> [STATED GOAL] Swap every "H-cell" for "height-cell" in the lines that open with the line containing "List every element" and close with the one containing "front-cover-flange [109,359,126,488]", leaving everything else unchanged. Return only those lines.

> [MATERIAL FOR THIS TASK]
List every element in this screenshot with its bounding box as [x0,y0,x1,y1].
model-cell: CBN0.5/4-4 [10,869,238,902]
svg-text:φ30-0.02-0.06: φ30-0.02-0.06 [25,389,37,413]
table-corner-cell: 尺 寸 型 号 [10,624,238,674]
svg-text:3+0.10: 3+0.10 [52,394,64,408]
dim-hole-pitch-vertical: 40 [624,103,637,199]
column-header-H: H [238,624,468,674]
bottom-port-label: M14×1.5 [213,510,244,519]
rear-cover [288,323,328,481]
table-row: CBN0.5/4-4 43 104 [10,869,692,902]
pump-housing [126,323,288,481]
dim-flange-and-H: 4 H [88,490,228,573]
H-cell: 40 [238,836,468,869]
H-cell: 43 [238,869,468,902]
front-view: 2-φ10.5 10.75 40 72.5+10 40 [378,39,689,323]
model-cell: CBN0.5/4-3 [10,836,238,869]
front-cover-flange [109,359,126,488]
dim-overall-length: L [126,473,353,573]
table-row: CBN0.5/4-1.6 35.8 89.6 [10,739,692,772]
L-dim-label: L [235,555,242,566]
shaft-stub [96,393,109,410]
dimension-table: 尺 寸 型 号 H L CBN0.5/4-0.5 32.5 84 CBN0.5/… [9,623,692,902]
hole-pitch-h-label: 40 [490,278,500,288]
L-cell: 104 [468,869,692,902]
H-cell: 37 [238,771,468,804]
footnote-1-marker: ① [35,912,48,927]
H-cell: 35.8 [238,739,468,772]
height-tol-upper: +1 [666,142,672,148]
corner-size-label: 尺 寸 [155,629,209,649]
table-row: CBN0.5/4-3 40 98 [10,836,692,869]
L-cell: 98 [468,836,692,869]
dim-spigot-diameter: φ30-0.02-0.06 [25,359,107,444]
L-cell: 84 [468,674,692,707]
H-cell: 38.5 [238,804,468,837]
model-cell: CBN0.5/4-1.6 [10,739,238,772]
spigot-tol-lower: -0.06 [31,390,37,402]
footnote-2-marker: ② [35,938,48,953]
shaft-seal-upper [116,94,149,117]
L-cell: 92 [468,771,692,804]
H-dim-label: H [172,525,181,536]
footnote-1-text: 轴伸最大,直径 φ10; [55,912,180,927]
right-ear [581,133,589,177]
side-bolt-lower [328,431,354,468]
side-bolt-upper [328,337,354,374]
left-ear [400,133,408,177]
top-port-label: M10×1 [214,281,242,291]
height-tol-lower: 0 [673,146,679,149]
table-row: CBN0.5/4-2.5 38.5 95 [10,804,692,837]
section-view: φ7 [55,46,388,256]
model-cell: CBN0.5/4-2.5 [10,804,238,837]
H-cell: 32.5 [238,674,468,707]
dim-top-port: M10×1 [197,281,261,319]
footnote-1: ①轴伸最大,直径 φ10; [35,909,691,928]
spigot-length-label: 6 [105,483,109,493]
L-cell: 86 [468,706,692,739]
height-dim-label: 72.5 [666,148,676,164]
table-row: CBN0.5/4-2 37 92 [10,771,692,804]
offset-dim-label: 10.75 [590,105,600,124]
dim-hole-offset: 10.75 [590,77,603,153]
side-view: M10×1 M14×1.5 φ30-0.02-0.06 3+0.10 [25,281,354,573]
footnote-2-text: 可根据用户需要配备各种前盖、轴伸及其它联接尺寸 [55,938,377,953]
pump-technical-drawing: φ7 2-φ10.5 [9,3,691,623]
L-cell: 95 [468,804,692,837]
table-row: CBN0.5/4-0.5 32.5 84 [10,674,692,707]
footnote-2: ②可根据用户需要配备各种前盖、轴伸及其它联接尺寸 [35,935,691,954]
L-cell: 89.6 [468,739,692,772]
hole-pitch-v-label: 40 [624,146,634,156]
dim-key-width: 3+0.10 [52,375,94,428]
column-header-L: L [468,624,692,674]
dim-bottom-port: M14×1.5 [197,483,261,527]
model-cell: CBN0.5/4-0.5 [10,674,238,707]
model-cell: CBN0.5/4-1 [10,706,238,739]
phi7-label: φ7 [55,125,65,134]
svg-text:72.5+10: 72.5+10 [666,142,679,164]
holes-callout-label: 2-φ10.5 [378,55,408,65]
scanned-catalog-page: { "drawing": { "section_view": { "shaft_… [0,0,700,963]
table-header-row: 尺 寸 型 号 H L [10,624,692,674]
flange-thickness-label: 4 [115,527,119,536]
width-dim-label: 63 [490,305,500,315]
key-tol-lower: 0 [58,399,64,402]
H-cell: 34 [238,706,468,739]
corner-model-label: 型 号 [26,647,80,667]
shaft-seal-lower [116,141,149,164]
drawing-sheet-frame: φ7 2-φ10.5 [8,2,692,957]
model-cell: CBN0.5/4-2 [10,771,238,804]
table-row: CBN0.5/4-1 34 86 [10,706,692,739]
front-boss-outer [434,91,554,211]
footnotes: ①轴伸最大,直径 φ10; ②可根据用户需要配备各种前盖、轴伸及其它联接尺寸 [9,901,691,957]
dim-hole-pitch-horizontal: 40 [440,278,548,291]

---

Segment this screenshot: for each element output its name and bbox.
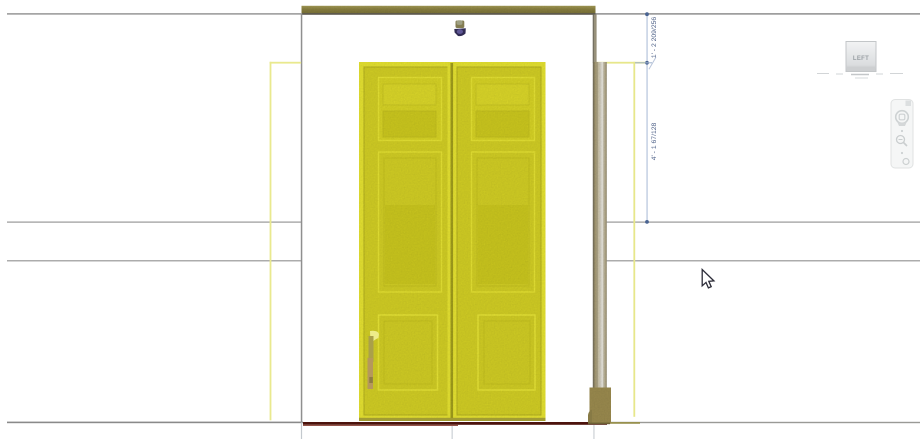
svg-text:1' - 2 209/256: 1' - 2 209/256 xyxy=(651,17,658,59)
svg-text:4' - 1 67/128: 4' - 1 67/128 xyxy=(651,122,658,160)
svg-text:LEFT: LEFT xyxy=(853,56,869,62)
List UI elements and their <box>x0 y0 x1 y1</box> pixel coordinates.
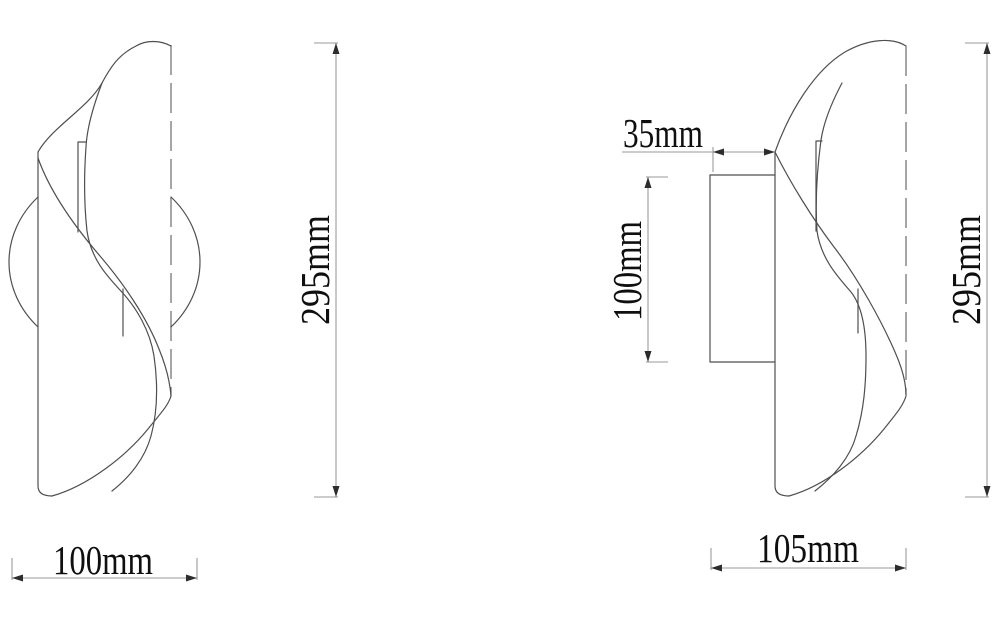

> [WRITTEN SOLUTION]
List every element in this screenshot with its bounding box as [x0,y0,x1,y1].
model-cell: CBN0.5/4-4 [10,869,238,902]
svg-text:φ30-0.02-0.06: φ30-0.02-0.06 [25,389,37,413]
table-corner-cell: 尺 寸 型 号 [10,624,238,674]
svg-text:3+0.10: 3+0.10 [52,394,64,408]
dim-hole-pitch-vertical: 40 [624,103,637,199]
column-header-H: H [238,624,468,674]
bottom-port-label: M14×1.5 [213,510,244,519]
rear-cover [288,323,328,481]
table-row: CBN0.5/4-4 43 104 [10,869,692,902]
pump-housing [126,323,288,481]
dim-flange-and-H: 4 H [88,490,228,573]
height-cell: 40 [238,836,468,869]
height-cell: 43 [238,869,468,902]
front-view: 2-φ10.5 10.75 40 72.5+10 40 [378,39,689,323]
model-cell: CBN0.5/4-3 [10,836,238,869]
front-cover-flange [109,359,126,488]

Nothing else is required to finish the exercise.